#### Source records:
——————————

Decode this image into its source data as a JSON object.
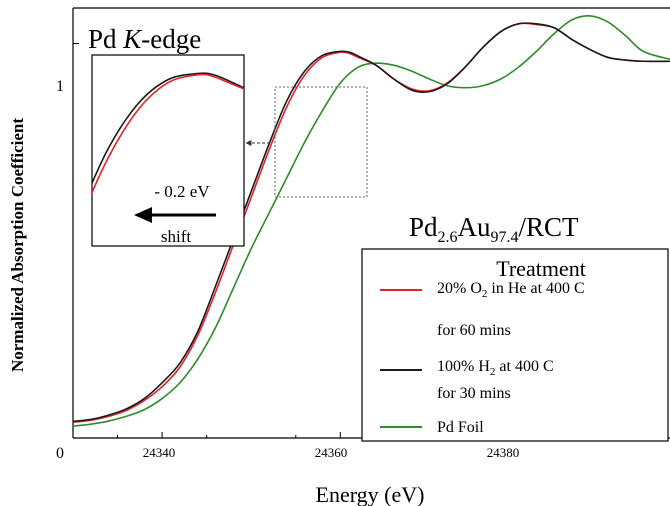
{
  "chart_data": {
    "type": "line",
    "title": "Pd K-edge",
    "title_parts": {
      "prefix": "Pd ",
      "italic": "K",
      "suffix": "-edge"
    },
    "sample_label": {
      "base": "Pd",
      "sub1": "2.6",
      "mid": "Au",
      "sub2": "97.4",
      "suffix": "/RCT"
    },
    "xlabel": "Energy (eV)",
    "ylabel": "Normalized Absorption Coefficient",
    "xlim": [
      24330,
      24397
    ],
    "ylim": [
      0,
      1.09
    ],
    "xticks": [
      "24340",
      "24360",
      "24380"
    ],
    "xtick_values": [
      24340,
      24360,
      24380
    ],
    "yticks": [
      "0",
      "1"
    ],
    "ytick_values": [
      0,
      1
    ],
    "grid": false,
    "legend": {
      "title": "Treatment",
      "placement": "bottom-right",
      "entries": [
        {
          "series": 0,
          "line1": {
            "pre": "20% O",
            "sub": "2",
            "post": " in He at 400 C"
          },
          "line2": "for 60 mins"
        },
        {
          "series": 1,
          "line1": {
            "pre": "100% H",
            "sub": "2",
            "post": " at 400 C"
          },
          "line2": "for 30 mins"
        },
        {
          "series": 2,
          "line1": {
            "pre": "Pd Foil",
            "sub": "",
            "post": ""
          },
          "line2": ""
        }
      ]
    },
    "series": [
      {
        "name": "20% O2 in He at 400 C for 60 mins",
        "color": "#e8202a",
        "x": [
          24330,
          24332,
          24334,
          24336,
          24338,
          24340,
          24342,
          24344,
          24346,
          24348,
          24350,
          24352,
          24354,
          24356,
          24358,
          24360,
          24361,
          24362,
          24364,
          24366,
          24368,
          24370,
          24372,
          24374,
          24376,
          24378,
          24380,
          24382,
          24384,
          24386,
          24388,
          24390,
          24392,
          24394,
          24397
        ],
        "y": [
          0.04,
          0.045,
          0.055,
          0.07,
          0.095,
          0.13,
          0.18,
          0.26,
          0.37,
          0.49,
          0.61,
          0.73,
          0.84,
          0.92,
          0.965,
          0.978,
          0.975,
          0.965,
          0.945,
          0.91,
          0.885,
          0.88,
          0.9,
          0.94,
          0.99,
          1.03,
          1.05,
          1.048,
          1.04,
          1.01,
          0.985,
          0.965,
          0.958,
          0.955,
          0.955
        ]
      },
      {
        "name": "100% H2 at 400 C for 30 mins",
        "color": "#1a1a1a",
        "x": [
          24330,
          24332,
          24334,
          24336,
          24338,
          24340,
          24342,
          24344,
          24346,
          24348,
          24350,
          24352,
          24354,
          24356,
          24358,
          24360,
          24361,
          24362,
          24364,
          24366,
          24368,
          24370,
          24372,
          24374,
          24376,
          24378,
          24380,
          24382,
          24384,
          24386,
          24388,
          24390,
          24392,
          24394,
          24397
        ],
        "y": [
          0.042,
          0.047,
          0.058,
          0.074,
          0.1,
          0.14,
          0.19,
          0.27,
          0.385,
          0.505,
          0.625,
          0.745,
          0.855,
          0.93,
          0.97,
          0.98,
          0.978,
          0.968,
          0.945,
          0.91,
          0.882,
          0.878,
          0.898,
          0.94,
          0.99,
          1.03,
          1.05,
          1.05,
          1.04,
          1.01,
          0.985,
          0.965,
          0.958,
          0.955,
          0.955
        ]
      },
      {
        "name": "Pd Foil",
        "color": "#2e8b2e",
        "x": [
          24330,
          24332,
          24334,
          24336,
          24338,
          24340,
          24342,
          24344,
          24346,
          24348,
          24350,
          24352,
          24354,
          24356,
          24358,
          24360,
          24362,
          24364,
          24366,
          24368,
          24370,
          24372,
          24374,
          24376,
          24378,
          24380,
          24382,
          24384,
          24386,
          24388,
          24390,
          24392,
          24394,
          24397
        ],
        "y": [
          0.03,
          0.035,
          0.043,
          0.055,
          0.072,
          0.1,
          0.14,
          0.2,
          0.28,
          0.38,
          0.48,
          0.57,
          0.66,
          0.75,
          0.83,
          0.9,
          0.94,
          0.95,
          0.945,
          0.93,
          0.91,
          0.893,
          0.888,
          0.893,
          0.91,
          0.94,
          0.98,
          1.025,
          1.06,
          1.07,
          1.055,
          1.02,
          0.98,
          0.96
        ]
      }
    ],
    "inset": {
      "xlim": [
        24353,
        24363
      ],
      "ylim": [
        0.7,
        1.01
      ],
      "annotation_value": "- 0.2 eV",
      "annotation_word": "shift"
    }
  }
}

——————————

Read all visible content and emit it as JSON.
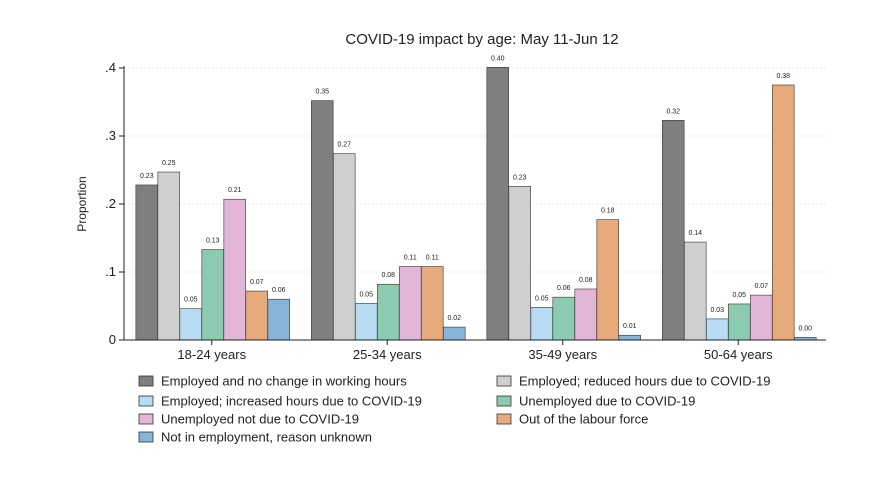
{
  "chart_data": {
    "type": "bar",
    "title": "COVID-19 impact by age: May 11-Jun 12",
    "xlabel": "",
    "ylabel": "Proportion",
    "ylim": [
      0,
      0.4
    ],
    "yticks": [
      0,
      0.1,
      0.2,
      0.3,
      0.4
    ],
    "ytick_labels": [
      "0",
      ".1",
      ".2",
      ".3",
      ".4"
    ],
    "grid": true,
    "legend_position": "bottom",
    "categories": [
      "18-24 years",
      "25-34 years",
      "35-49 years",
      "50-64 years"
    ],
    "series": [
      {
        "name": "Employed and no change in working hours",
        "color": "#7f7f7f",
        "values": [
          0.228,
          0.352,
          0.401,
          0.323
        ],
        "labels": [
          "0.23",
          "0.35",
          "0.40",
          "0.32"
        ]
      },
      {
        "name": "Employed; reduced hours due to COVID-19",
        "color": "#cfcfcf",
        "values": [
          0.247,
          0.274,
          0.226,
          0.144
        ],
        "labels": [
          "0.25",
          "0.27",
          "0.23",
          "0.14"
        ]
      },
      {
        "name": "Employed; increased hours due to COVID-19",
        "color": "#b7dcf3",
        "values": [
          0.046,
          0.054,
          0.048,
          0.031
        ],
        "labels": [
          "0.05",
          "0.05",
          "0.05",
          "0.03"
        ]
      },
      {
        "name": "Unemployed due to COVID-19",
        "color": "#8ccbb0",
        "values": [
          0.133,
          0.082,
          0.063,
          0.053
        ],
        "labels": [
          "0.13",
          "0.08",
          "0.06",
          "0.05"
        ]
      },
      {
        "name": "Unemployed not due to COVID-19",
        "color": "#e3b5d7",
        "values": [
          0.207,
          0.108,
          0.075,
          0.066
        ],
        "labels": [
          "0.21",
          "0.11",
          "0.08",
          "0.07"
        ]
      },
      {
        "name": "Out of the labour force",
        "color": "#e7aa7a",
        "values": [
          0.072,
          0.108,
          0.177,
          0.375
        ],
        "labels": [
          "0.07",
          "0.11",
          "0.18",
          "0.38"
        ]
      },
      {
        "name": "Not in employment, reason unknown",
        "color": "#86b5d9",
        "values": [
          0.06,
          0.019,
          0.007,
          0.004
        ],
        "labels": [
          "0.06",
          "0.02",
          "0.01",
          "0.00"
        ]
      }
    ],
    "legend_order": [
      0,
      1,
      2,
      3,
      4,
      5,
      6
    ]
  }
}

——————————

Count the lines in the records above that contain the word "color", and give only the number.

#### Exercise output:
10